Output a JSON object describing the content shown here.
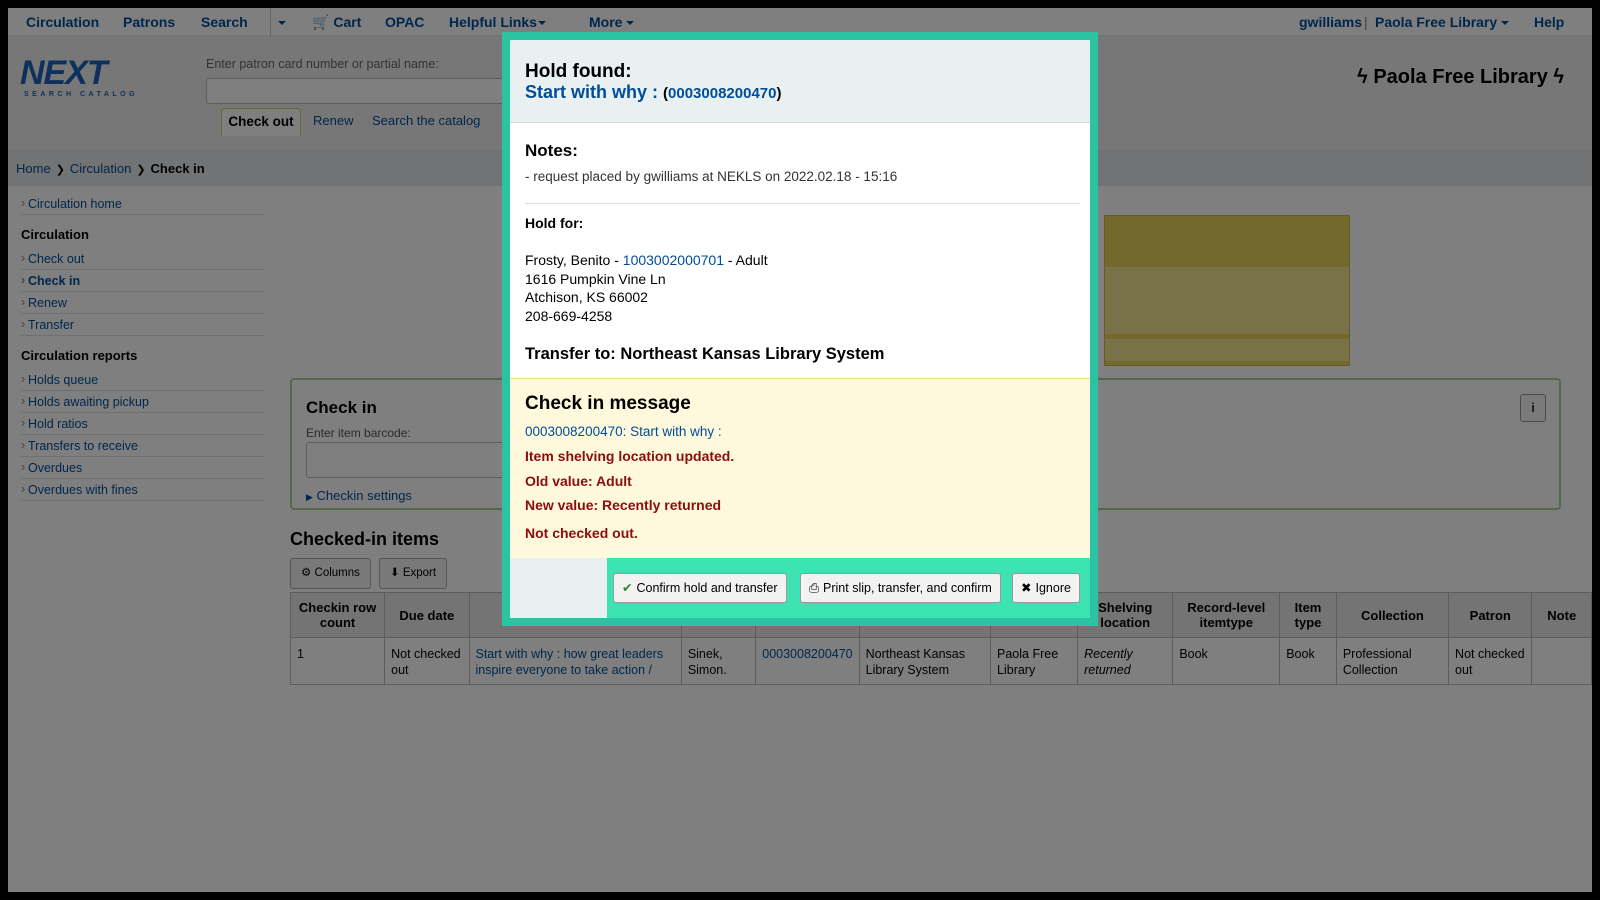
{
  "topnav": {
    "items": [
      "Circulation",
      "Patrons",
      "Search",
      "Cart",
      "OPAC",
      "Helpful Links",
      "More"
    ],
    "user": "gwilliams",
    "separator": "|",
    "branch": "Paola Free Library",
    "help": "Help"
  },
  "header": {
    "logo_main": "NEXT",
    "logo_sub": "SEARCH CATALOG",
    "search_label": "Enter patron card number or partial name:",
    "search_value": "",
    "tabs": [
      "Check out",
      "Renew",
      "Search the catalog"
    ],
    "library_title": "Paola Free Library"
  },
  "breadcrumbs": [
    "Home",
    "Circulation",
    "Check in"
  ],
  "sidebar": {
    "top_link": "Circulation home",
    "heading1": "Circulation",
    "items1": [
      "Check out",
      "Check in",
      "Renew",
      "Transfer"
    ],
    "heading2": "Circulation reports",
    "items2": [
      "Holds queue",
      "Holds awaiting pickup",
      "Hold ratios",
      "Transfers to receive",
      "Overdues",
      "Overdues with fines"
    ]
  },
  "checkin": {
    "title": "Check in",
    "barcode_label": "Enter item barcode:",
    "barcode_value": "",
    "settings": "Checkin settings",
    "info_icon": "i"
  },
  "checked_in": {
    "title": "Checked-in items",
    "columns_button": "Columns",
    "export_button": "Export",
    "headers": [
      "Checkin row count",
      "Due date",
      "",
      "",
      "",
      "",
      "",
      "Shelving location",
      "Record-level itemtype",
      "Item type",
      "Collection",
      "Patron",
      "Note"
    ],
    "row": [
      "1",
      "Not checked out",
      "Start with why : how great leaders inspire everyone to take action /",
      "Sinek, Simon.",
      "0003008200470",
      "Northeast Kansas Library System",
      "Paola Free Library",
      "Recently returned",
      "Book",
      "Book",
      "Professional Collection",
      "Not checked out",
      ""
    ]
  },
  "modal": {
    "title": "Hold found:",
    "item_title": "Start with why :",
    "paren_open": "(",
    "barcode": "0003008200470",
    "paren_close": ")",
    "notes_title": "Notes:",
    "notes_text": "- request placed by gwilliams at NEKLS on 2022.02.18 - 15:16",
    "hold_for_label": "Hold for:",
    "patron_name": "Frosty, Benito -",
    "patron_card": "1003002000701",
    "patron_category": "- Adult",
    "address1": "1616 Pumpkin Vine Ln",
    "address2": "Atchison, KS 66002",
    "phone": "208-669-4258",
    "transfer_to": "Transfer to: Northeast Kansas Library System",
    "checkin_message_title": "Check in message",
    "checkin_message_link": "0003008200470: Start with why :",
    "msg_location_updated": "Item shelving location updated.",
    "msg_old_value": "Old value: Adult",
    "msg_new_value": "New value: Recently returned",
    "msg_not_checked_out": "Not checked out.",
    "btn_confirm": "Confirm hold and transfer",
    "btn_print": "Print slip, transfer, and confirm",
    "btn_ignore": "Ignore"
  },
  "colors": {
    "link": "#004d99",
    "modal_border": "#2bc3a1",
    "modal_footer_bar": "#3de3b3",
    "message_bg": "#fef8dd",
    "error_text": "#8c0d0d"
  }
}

> **Stated exercise**:
Write the listing above out again exactly, dropping each image.

> **Solved problem**:
Output a JSON object describing the content shown here.
{
  "topnav": {
    "items": [
      "Circulation",
      "Patrons",
      "Search",
      "Cart",
      "OPAC",
      "Helpful Links",
      "More"
    ],
    "user": "gwilliams",
    "separator": "|",
    "branch": "Paola Free Library",
    "help": "Help"
  },
  "header": {
    "logo_main": "NEXT",
    "logo_sub": "SEARCH CATALOG",
    "search_label": "Enter patron card number or partial name:",
    "search_value": "",
    "tabs": [
      "Check out",
      "Renew",
      "Search the catalog"
    ],
    "library_title": "Paola Free Library"
  },
  "breadcrumbs": [
    "Home",
    "Circulation",
    "Check in"
  ],
  "sidebar": {
    "top_link": "Circulation home",
    "heading1": "Circulation",
    "items1": [
      "Check out",
      "Check in",
      "Renew",
      "Transfer"
    ],
    "heading2": "Circulation reports",
    "items2": [
      "Holds queue",
      "Holds awaiting pickup",
      "Hold ratios",
      "Transfers to receive",
      "Overdues",
      "Overdues with fines"
    ]
  },
  "checkin": {
    "title": "Check in",
    "barcode_label": "Enter item barcode:",
    "barcode_value": "",
    "settings": "Checkin settings",
    "info_icon": "i"
  },
  "checked_in": {
    "title": "Checked-in items",
    "columns_button": "Columns",
    "export_button": "Export",
    "headers": [
      "Checkin row count",
      "Due date",
      "",
      "",
      "",
      "",
      "",
      "Shelving location",
      "Record-level itemtype",
      "Item type",
      "Collection",
      "Patron",
      "Note"
    ],
    "row": [
      "1",
      "Not checked out",
      "Start with why : how great leaders inspire everyone to take action /",
      "Sinek, Simon.",
      "0003008200470",
      "Northeast Kansas Library System",
      "Paola Free Library",
      "Recently returned",
      "Book",
      "Book",
      "Professional Collection",
      "Not checked out",
      ""
    ]
  },
  "modal": {
    "title": "Hold found:",
    "item_title": "Start with why :",
    "paren_open": "(",
    "barcode": "0003008200470",
    "paren_close": ")",
    "notes_title": "Notes:",
    "notes_text": "- request placed by gwilliams at NEKLS on 2022.02.18 - 15:16",
    "hold_for_label": "Hold for:",
    "patron_name": "Frosty, Benito -",
    "patron_card": "1003002000701",
    "patron_category": "- Adult",
    "address1": "1616 Pumpkin Vine Ln",
    "address2": "Atchison, KS 66002",
    "phone": "208-669-4258",
    "transfer_to": "Transfer to: Northeast Kansas Library System",
    "checkin_message_title": "Check in message",
    "checkin_message_link": "0003008200470: Start with why :",
    "msg_location_updated": "Item shelving location updated.",
    "msg_old_value": "Old value: Adult",
    "msg_new_value": "New value: Recently returned",
    "msg_not_checked_out": "Not checked out.",
    "btn_confirm": "Confirm hold and transfer",
    "btn_print": "Print slip, transfer, and confirm",
    "btn_ignore": "Ignore"
  },
  "colors": {
    "link": "#004d99",
    "modal_border": "#2bc3a1",
    "modal_footer_bar": "#3de3b3",
    "message_bg": "#fef8dd",
    "error_text": "#8c0d0d"
  }
}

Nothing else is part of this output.